EXERCISE:
Output the entries word for word. Omit images.

— Start —

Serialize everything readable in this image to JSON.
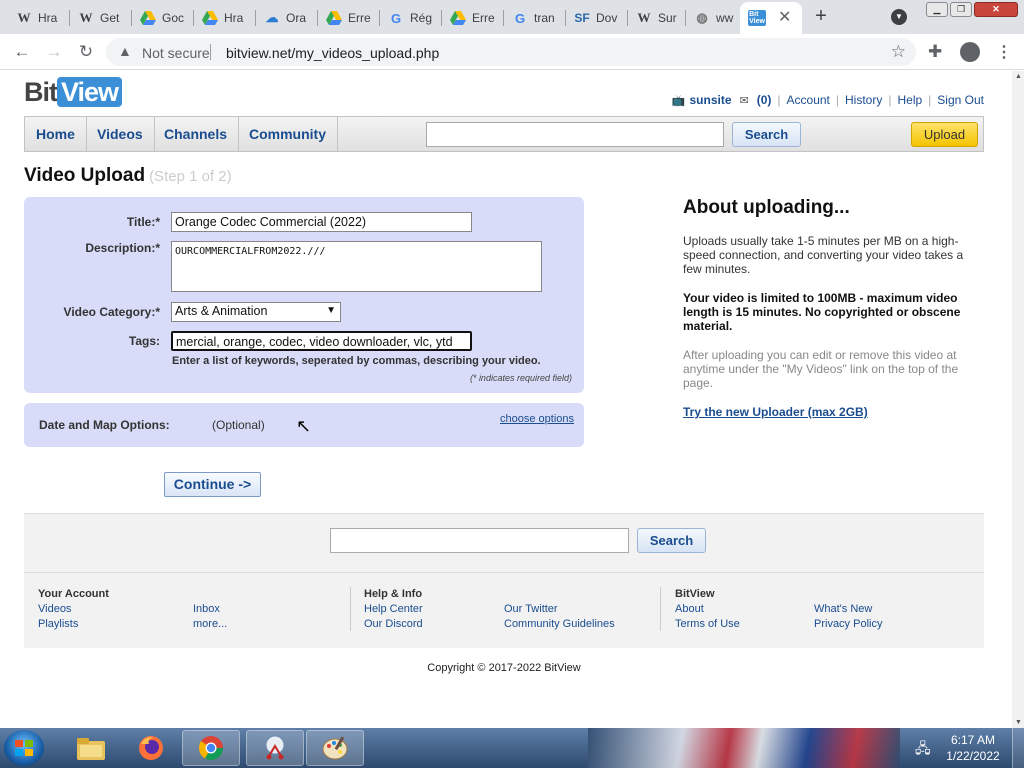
{
  "browser": {
    "tabs": [
      {
        "label": "Hra",
        "icon": "wikipedia-icon"
      },
      {
        "label": "Get",
        "icon": "wikipedia-icon"
      },
      {
        "label": "Goc",
        "icon": "google-drive-icon"
      },
      {
        "label": "Hra",
        "icon": "google-drive-icon"
      },
      {
        "label": "Ora",
        "icon": "cloud-icon"
      },
      {
        "label": "Erre",
        "icon": "google-drive-icon"
      },
      {
        "label": "Rég",
        "icon": "google-icon"
      },
      {
        "label": "Erre",
        "icon": "google-drive-icon"
      },
      {
        "label": "tran",
        "icon": "google-icon"
      },
      {
        "label": "Dov",
        "icon": "sourceforge-icon"
      },
      {
        "label": "Sur",
        "icon": "wikipedia-icon"
      },
      {
        "label": "ww",
        "icon": "globe-icon"
      },
      {
        "label": "",
        "icon": "bitview-icon"
      }
    ],
    "url": "bitview.net/my_videos_upload.php",
    "security": "Not secure"
  },
  "site": {
    "logo": {
      "bit": "Bit",
      "view": "View"
    },
    "userbar": {
      "username": "sunsite",
      "messages": "(0)",
      "links": [
        "Account",
        "History",
        "Help",
        "Sign Out"
      ]
    },
    "nav": {
      "items": [
        "Home",
        "Videos",
        "Channels",
        "Community"
      ],
      "search_button": "Search",
      "upload_button": "Upload"
    }
  },
  "upload": {
    "heading": "Video Upload",
    "step": "(Step 1 of 2)",
    "title_label": "Title:*",
    "title_value": "Orange Codec Commercial (2022)",
    "description_label": "Description:*",
    "description_value": "OURCOMMERCIALFROM2022.///",
    "category_label": "Video Category:*",
    "category_value": "Arts & Animation",
    "tags_label": "Tags:",
    "tags_value": "mercial, orange, codec, video downloader, vlc, ytd",
    "tags_hint": "Enter a list of keywords, seperated by commas, describing your video.",
    "required_note": "(* indicates required field)",
    "date_label": "Date and Map Options:",
    "date_optional": "(Optional)",
    "date_link": "choose options",
    "continue_button": "Continue ->"
  },
  "about": {
    "title": "About uploading...",
    "p1": "Uploads usually take 1-5 minutes per MB on a high-speed connection, and converting your video takes a few minutes.",
    "p2": "Your video is limited to 100MB - maximum video length is 15 minutes. No copyrighted or obscene material.",
    "p3": "After uploading you can edit or remove this video at anytime under the \"My Videos\" link on the top of the page.",
    "link": "Try the new Uploader (max 2GB)"
  },
  "footer": {
    "search_button": "Search",
    "col1_title": "Your Account",
    "col1_links": [
      "Videos",
      "Playlists",
      "Inbox",
      "more..."
    ],
    "col2_title": "Help & Info",
    "col2_links": [
      "Help Center",
      "Our Discord",
      "Our Twitter",
      "Community Guidelines"
    ],
    "col3_title": "BitView",
    "col3_links": [
      "About",
      "Terms of Use",
      "What's New",
      "Privacy Policy"
    ],
    "copyright": "Copyright © 2017-2022 BitView"
  },
  "taskbar": {
    "time": "6:17 AM",
    "date": "1/22/2022"
  }
}
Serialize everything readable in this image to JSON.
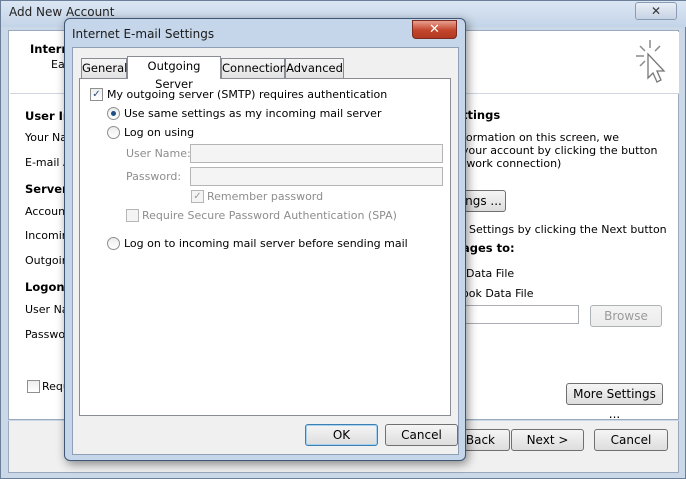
{
  "background_window": {
    "title": "Add New Account",
    "close_glyph": "✕",
    "header_title": "Intern",
    "header_subtitle": "Ea",
    "user_info_heading": "User In",
    "your_name_label": "Your Na",
    "email_label": "E-mail A",
    "server_info_heading": "Server I",
    "account_type_label": "Account",
    "incoming_label": "Incoming",
    "outgoing_label": "Outgoin",
    "logon_info_heading": "Logon I",
    "user_name_label": "User Na",
    "password_label": "Passwo",
    "require_label": "Requ",
    "settings_heading": "ttings",
    "info_line1": "formation on this screen, we",
    "info_line2": "your account by clicking the button",
    "info_line3": "twork connection)",
    "test_button": "ngs ...",
    "next_hint": "Settings by clicking the Next button",
    "deliver_heading": "ages to:",
    "data_file_option1": "Data File",
    "data_file_option2": "ook Data File",
    "browse_button": "Browse",
    "more_settings_button": "More Settings ...",
    "back_button": "Back",
    "next_button": "Next >",
    "cancel_button": "Cancel"
  },
  "dialog": {
    "title": "Internet E-mail Settings",
    "close_glyph": "✕",
    "tabs": [
      {
        "label": "General"
      },
      {
        "label": "Outgoing Server"
      },
      {
        "label": "Connection"
      },
      {
        "label": "Advanced"
      }
    ],
    "smtp_auth_label": "My outgoing server (SMTP) requires authentication",
    "smtp_auth_checked": true,
    "use_same_settings_label": "Use same settings as my incoming mail server",
    "log_on_using_label": "Log on using",
    "user_name_label": "User Name:",
    "user_name_value": "",
    "password_label": "Password:",
    "password_value": "",
    "remember_password_label": "Remember password",
    "spa_label": "Require Secure Password Authentication (SPA)",
    "log_on_incoming_label": "Log on to incoming mail server before sending mail",
    "ok_button": "OK",
    "cancel_button": "Cancel",
    "check_glyph": "✓"
  }
}
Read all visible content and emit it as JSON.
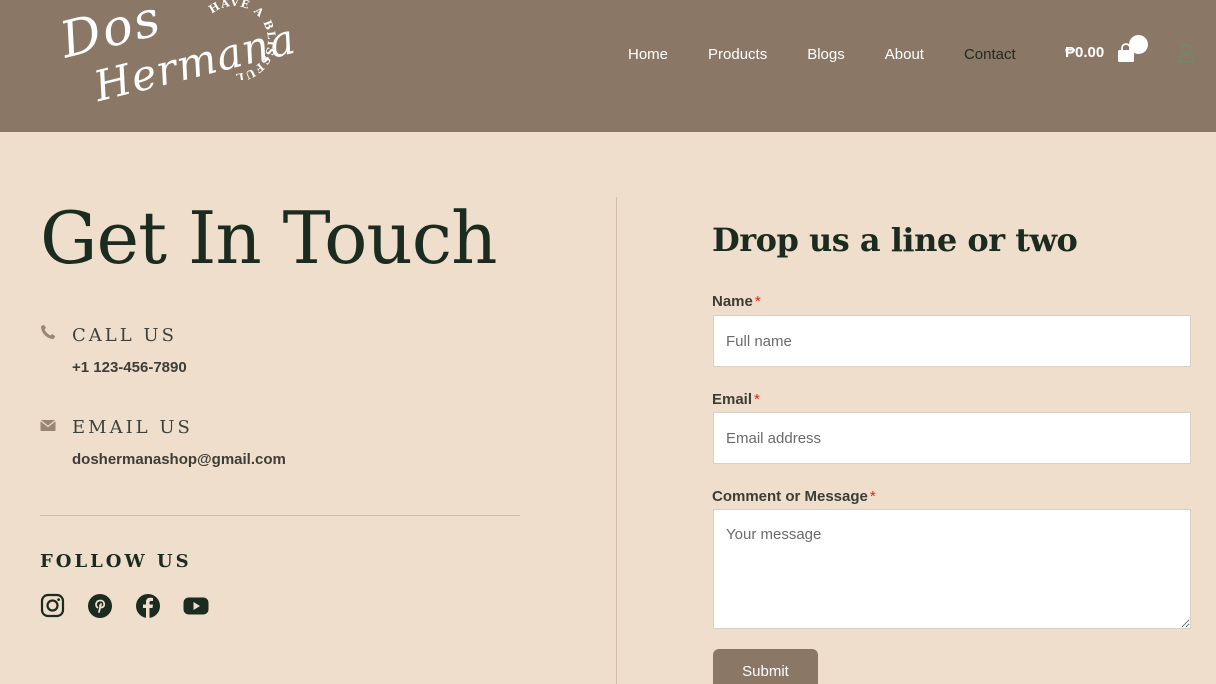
{
  "header": {
    "logo": {
      "script_line1": "Dos",
      "script_line2": "Hermana",
      "ring_text": "HAVE A BLISSFUL DAY"
    },
    "nav": [
      {
        "label": "Home",
        "active": false
      },
      {
        "label": "Products",
        "active": false
      },
      {
        "label": "Blogs",
        "active": false
      },
      {
        "label": "About",
        "active": false
      },
      {
        "label": "Contact",
        "active": true
      }
    ],
    "cart_total": "₱0.00",
    "icons": {
      "cart": "shopping-bag-icon",
      "user": "user-icon"
    }
  },
  "contact": {
    "title": "Get In Touch",
    "call": {
      "heading": "CALL US",
      "value": "+1 123-456-7890",
      "icon": "phone-icon"
    },
    "email": {
      "heading": "EMAIL US",
      "value": "doshermanashop@gmail.com",
      "icon": "envelope-icon"
    },
    "follow_heading": "FOLLOW US",
    "social": [
      "instagram-icon",
      "pinterest-icon",
      "facebook-icon",
      "youtube-icon"
    ]
  },
  "form": {
    "title": "Drop us a line or two",
    "required_mark": "*",
    "name": {
      "label": "Name",
      "placeholder": "Full name",
      "value": ""
    },
    "email": {
      "label": "Email",
      "placeholder": "Email address",
      "value": ""
    },
    "message": {
      "label": "Comment or Message",
      "placeholder": "Your message",
      "value": ""
    },
    "submit_label": "Submit"
  },
  "colors": {
    "header_bg": "#8b7765",
    "page_bg": "#efdecb",
    "heading": "#1b2b1f",
    "required": "#e0241c",
    "button_bg": "#8b7765"
  }
}
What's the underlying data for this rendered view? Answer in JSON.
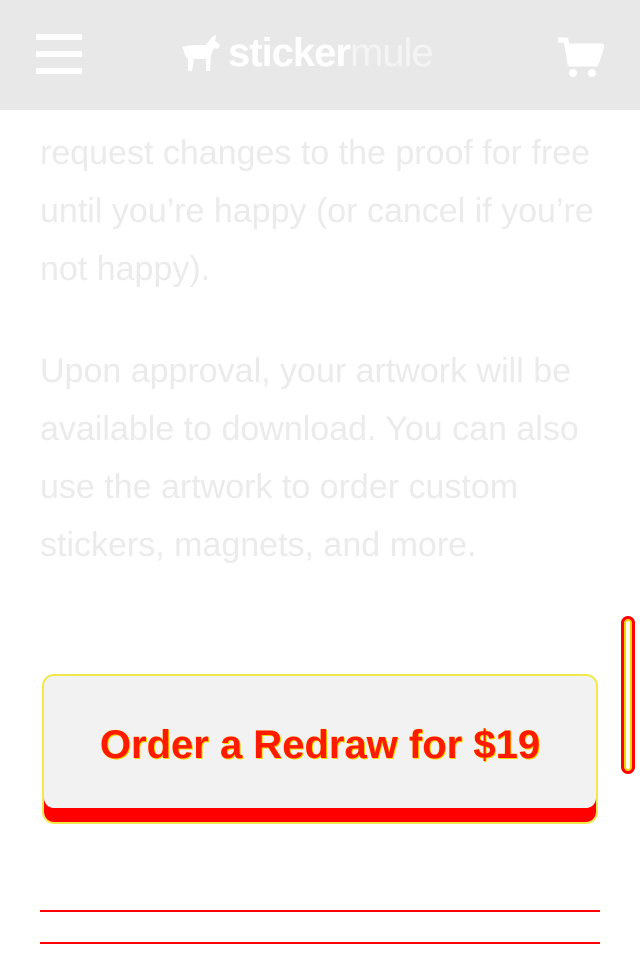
{
  "header": {
    "menu_icon": "hamburger-menu-icon",
    "logo": {
      "bold": "sticker",
      "light": "mule",
      "icon": "mule-logo-icon"
    },
    "cart_icon": "shopping-cart-icon"
  },
  "content": {
    "paragraphs": [
      "request changes to the proof for free until you’re happy (or cancel if you’re not happy).",
      "Upon approval, your artwork will be available to download. You can also use the artwork to order custom stickers, magnets, and more."
    ]
  },
  "cta": {
    "label": "Order a Redraw for $19"
  },
  "colors": {
    "header_bg": "#e8e8e8",
    "cta_accent": "#ff0000",
    "text": "#ebebeb"
  }
}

— End —

ANSWER TO THE TASK:
Serialize everything readable in this image to JSON.
{
  "browser": {
    "tabs": [
      {
        "label": "Hra",
        "icon": "wikipedia-icon"
      },
      {
        "label": "Get",
        "icon": "wikipedia-icon"
      },
      {
        "label": "Goc",
        "icon": "google-drive-icon"
      },
      {
        "label": "Hra",
        "icon": "google-drive-icon"
      },
      {
        "label": "Ora",
        "icon": "cloud-icon"
      },
      {
        "label": "Erre",
        "icon": "google-drive-icon"
      },
      {
        "label": "Rég",
        "icon": "google-icon"
      },
      {
        "label": "Erre",
        "icon": "google-drive-icon"
      },
      {
        "label": "tran",
        "icon": "google-icon"
      },
      {
        "label": "Dov",
        "icon": "sourceforge-icon"
      },
      {
        "label": "Sur",
        "icon": "wikipedia-icon"
      },
      {
        "label": "ww",
        "icon": "globe-icon"
      },
      {
        "label": "",
        "icon": "bitview-icon"
      }
    ],
    "url": "bitview.net/my_videos_upload.php",
    "security": "Not secure"
  },
  "site": {
    "logo": {
      "bit": "Bit",
      "view": "View"
    },
    "userbar": {
      "username": "sunsite",
      "messages": "(0)",
      "links": [
        "Account",
        "History",
        "Help",
        "Sign Out"
      ]
    },
    "nav": {
      "items": [
        "Home",
        "Videos",
        "Channels",
        "Community"
      ],
      "search_button": "Search",
      "upload_button": "Upload"
    }
  },
  "upload": {
    "heading": "Video Upload",
    "step": "(Step 1 of 2)",
    "title_label": "Title:*",
    "title_value": "Orange Codec Commercial (2022)",
    "description_label": "Description:*",
    "description_value": "OURCOMMERCIALFROM2022.///",
    "category_label": "Video Category:*",
    "category_value": "Arts & Animation",
    "tags_label": "Tags:",
    "tags_value": "mercial, orange, codec, video downloader, vlc, ytd",
    "tags_hint": "Enter a list of keywords, seperated by commas, describing your video.",
    "required_note": "(* indicates required field)",
    "date_label": "Date and Map Options:",
    "date_optional": "(Optional)",
    "date_link": "choose options",
    "continue_button": "Continue ->"
  },
  "about": {
    "title": "About uploading...",
    "p1": "Uploads usually take 1-5 minutes per MB on a high-speed connection, and converting your video takes a few minutes.",
    "p2": "Your video is limited to 100MB - maximum video length is 15 minutes. No copyrighted or obscene material.",
    "p3": "After uploading you can edit or remove this video at anytime under the \"My Videos\" link on the top of the page.",
    "link": "Try the new Uploader (max 2GB)"
  },
  "footer": {
    "search_button": "Search",
    "col1_title": "Your Account",
    "col1_links": [
      "Videos",
      "Playlists",
      "Inbox",
      "more..."
    ],
    "col2_title": "Help & Info",
    "col2_links": [
      "Help Center",
      "Our Discord",
      "Our Twitter",
      "Community Guidelines"
    ],
    "col3_title": "BitView",
    "col3_links": [
      "About",
      "Terms of Use",
      "What's New",
      "Privacy Policy"
    ],
    "copyright": "Copyright © 2017-2022 BitView"
  },
  "taskbar": {
    "time": "6:17 AM",
    "date": "1/22/2022"
  }
}
Serialize everything readable in this image to JSON.
{
  "background_window": {
    "title": "Add New Account",
    "close_glyph": "✕",
    "header_title": "Intern",
    "header_subtitle": "Ea",
    "user_info_heading": "User In",
    "your_name_label": "Your Na",
    "email_label": "E-mail A",
    "server_info_heading": "Server I",
    "account_type_label": "Account",
    "incoming_label": "Incoming",
    "outgoing_label": "Outgoin",
    "logon_info_heading": "Logon I",
    "user_name_label": "User Na",
    "password_label": "Passwo",
    "require_label": "Requ",
    "settings_heading": "ttings",
    "info_line1": "formation on this screen, we",
    "info_line2": "your account by clicking the button",
    "info_line3": "twork connection)",
    "test_button": "ngs ...",
    "next_hint": "Settings by clicking the Next button",
    "deliver_heading": "ages to:",
    "data_file_option1": "Data File",
    "data_file_option2": "ook Data File",
    "browse_button": "Browse",
    "more_settings_button": "More Settings ...",
    "back_button": "Back",
    "next_button": "Next >",
    "cancel_button": "Cancel"
  },
  "dialog": {
    "title": "Internet E-mail Settings",
    "close_glyph": "✕",
    "tabs": [
      {
        "label": "General"
      },
      {
        "label": "Outgoing Server"
      },
      {
        "label": "Connection"
      },
      {
        "label": "Advanced"
      }
    ],
    "smtp_auth_label": "My outgoing server (SMTP) requires authentication",
    "smtp_auth_checked": true,
    "use_same_settings_label": "Use same settings as my incoming mail server",
    "log_on_using_label": "Log on using",
    "user_name_label": "User Name:",
    "user_name_value": "",
    "password_label": "Password:",
    "password_value": "",
    "remember_password_label": "Remember password",
    "spa_label": "Require Secure Password Authentication (SPA)",
    "log_on_incoming_label": "Log on to incoming mail server before sending mail",
    "ok_button": "OK",
    "cancel_button": "Cancel",
    "check_glyph": "✓"
  }
}
Read all visible content and emit it as JSON.
{
  "header": {
    "logo": {
      "script_line1": "Dos",
      "script_line2": "Hermana",
      "ring_text": "HAVE A BLISSFUL DAY"
    },
    "nav": [
      {
        "label": "Home",
        "active": false
      },
      {
        "label": "Products",
        "active": false
      },
      {
        "label": "Blogs",
        "active": false
      },
      {
        "label": "About",
        "active": false
      },
      {
        "label": "Contact",
        "active": true
      }
    ],
    "cart_total": "₱0.00",
    "icons": {
      "cart": "shopping-bag-icon",
      "user": "user-icon"
    }
  },
  "contact": {
    "title": "Get In Touch",
    "call": {
      "heading": "CALL US",
      "value": "+1 123-456-7890",
      "icon": "phone-icon"
    },
    "email": {
      "heading": "EMAIL US",
      "value": "doshermanashop@gmail.com",
      "icon": "envelope-icon"
    },
    "follow_heading": "FOLLOW US",
    "social": [
      "instagram-icon",
      "pinterest-icon",
      "facebook-icon",
      "youtube-icon"
    ]
  },
  "form": {
    "title": "Drop us a line or two",
    "required_mark": "*",
    "name": {
      "label": "Name",
      "placeholder": "Full name",
      "value": ""
    },
    "email": {
      "label": "Email",
      "placeholder": "Email address",
      "value": ""
    },
    "message": {
      "label": "Comment or Message",
      "placeholder": "Your message",
      "value": ""
    },
    "submit_label": "Submit"
  },
  "colors": {
    "header_bg": "#8b7765",
    "page_bg": "#efdecb",
    "heading": "#1b2b1f",
    "required": "#e0241c",
    "button_bg": "#8b7765"
  }
}
What's the underlying data for this rendered view? Answer in JSON.
{
  "header": {
    "menu_icon": "hamburger-menu-icon",
    "logo": {
      "bold": "sticker",
      "light": "mule",
      "icon": "mule-logo-icon"
    },
    "cart_icon": "shopping-cart-icon"
  },
  "content": {
    "paragraphs": [
      "request changes to the proof for free until you’re happy (or cancel if you’re not happy).",
      "Upon approval, your artwork will be available to download. You can also use the artwork to order custom stickers, magnets, and more."
    ]
  },
  "cta": {
    "label": "Order a Redraw for $19"
  },
  "colors": {
    "header_bg": "#e8e8e8",
    "cta_accent": "#ff0000",
    "text": "#ebebeb"
  }
}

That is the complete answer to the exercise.